• **What you have to do**: Copy out the data below verbatim.
>> Begin Extracted material
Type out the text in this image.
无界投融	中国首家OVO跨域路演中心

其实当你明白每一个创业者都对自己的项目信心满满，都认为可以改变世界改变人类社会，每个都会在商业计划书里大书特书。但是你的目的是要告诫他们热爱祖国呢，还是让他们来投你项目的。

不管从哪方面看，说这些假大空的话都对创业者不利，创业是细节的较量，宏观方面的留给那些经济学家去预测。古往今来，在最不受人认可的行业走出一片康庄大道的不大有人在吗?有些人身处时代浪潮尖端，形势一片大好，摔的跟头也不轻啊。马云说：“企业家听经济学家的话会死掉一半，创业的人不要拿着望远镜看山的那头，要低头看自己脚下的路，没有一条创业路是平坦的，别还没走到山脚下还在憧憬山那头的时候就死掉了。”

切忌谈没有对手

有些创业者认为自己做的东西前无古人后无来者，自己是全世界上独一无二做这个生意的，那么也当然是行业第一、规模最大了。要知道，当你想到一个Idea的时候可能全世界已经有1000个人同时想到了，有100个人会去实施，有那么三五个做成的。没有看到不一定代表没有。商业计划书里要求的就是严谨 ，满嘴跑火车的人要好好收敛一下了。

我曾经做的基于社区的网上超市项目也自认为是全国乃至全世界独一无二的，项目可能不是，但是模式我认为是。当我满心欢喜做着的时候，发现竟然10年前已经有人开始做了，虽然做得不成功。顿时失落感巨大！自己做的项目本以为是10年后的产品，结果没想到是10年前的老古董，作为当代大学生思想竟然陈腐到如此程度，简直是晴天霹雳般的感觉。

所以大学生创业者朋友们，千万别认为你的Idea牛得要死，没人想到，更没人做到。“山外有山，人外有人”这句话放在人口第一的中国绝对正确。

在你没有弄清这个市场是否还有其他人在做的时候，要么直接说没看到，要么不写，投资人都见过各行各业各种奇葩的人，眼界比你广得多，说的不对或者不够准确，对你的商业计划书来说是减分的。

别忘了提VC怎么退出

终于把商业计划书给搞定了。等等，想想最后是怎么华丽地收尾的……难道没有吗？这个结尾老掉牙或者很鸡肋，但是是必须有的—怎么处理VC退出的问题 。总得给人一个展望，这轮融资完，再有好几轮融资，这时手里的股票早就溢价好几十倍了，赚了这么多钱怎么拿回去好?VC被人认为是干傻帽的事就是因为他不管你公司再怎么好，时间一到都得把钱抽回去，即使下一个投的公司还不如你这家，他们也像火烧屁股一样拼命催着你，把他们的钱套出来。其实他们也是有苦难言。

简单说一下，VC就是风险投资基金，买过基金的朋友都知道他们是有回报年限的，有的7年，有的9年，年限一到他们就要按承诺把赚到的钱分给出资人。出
>> End Extracted material
• **Response to the exercise**:
Type out the text in this image.
无界投融	中国首家OVO跨域路演中心

其实当你明白每一个创业者都对自己的项目信心满满，都认为可以改变世界改变人类社会，每个都会在商业计划书里大书特书。但是你的目的是要告诫他们热爱祖国呢，还是让他们来投你项目的。

不管从哪方面看，说这些假大空的话都对创业者不利，创业是细节的较量，宏观方面的留给那些经济学家去预测。古往今来，在最不受人认可的行业走出一片康庄大道的不大有人在吗?有些人身处时代浪潮尖端，形势一片大好，摔的跟头也不轻啊。马云说：“企业家听经济学家的话会死掉一半，创业的人不要拿着望远镜看山的那头，要低头看自己脚下的路，没有一条创业路是平坦的，别还没走到山脚下还在憧憬山那头的时候就死掉了。”

切忌谈没有对手

有些创业者认为自己做的东西前无古人后无来者，自己是全世界上独一无二做这个生意的，那么也当然是行业第一、规模最大了。要知道，当你想到一个Idea的时候可能全世界已经有1000个人同时想到了，有100个人会去实施，有那么三五个做成的。没有看到不一定代表没有。商业计划书里要求的就是严谨 ，满嘴跑火车的人要好好收敛一下了。

我曾经做的基于社区的网上超市项目也自认为是全国乃至全世界独一无二的，项目可能不是，但是模式我认为是。当我满心欢喜做着的时候，发现竟然10年前已经有人开始做了，虽然做得不成功。顿时失落感巨大！自己做的项目本以为是10年后的产品，结果没想到是10年前的老古董，作为当代大学生思想竟然陈腐到如此程度，简直是晴天霹雳般的感觉。

所以大学生创业者朋友们，千万别认为你的Idea牛得要死，没人想到，更没人做到。“山外有山，人外有人”这句话放在人口第一的中国绝对正确。

在你没有弄清这个市场是否还有其他人在做的时候，要么直接说没看到，要么不写，投资人都见过各行各业各种奇葩的人，眼界比你广得多，说的不对或者不够准确，对你的商业计划书来说是减分的。

别忘了提VC怎么退出

终于把商业计划书给搞定了。等等，想想最后是怎么华丽地收尾的……难道没有吗？这个结尾老掉牙或者很鸡肋，但是是必须有的—怎么处理VC退出的问题 。总得给人一个展望，这轮融资完，再有好几轮融资，这时手里的股票早就溢价好几十倍了，赚了这么多钱怎么拿回去好?VC被人认为是干傻帽的事就是因为他不管你公司再怎么好，时间一到都得把钱抽回去，即使下一个投的公司还不如你这家，他们也像火烧屁股一样拼命催着你，把他们的钱套出来。其实他们也是有苦难言。

简单说一下，VC就是风险投资基金，买过基金的朋友都知道他们是有回报年限的，有的7年，有的9年，年限一到他们就要按承诺把赚到的钱分给出资人。出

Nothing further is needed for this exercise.